* _WHAT THE TASK ASKS_: Take the material below and write it all out again exactly.

.....

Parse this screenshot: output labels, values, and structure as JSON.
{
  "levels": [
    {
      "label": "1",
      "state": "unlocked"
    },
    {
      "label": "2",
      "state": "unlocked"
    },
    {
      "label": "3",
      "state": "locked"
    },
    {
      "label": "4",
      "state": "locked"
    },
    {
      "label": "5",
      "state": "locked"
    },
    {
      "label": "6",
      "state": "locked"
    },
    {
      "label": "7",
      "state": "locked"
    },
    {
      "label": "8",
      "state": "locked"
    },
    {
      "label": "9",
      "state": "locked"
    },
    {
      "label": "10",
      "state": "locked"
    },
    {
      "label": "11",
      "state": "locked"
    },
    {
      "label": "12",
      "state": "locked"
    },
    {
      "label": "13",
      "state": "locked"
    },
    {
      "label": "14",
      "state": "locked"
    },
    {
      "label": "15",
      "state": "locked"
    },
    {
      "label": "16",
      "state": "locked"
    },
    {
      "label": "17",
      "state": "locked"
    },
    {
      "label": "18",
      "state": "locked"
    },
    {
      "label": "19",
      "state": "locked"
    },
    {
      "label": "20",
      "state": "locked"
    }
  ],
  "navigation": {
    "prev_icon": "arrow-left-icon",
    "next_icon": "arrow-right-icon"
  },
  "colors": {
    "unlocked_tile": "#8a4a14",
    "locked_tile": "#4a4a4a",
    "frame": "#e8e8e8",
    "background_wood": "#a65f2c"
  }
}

.....

* _EXERCISE ANSWER_:
Parse this screenshot: output labels, values, and structure as JSON.
{
  "levels": [
    {
      "label": "1",
      "state": "unlocked"
    },
    {
      "label": "2",
      "state": "unlocked"
    },
    {
      "label": "3",
      "state": "locked"
    },
    {
      "label": "4",
      "state": "locked"
    },
    {
      "label": "5",
      "state": "locked"
    },
    {
      "label": "6",
      "state": "locked"
    },
    {
      "label": "7",
      "state": "locked"
    },
    {
      "label": "8",
      "state": "locked"
    },
    {
      "label": "9",
      "state": "locked"
    },
    {
      "label": "10",
      "state": "locked"
    },
    {
      "label": "11",
      "state": "locked"
    },
    {
      "label": "12",
      "state": "locked"
    },
    {
      "label": "13",
      "state": "locked"
    },
    {
      "label": "14",
      "state": "locked"
    },
    {
      "label": "15",
      "state": "locked"
    },
    {
      "label": "16",
      "state": "locked"
    },
    {
      "label": "17",
      "state": "locked"
    },
    {
      "label": "18",
      "state": "locked"
    },
    {
      "label": "19",
      "state": "locked"
    },
    {
      "label": "20",
      "state": "locked"
    }
  ],
  "navigation": {
    "prev_icon": "arrow-left-icon",
    "next_icon": "arrow-right-icon"
  },
  "colors": {
    "unlocked_tile": "#8a4a14",
    "locked_tile": "#4a4a4a",
    "frame": "#e8e8e8",
    "background_wood": "#a65f2c"
  }
}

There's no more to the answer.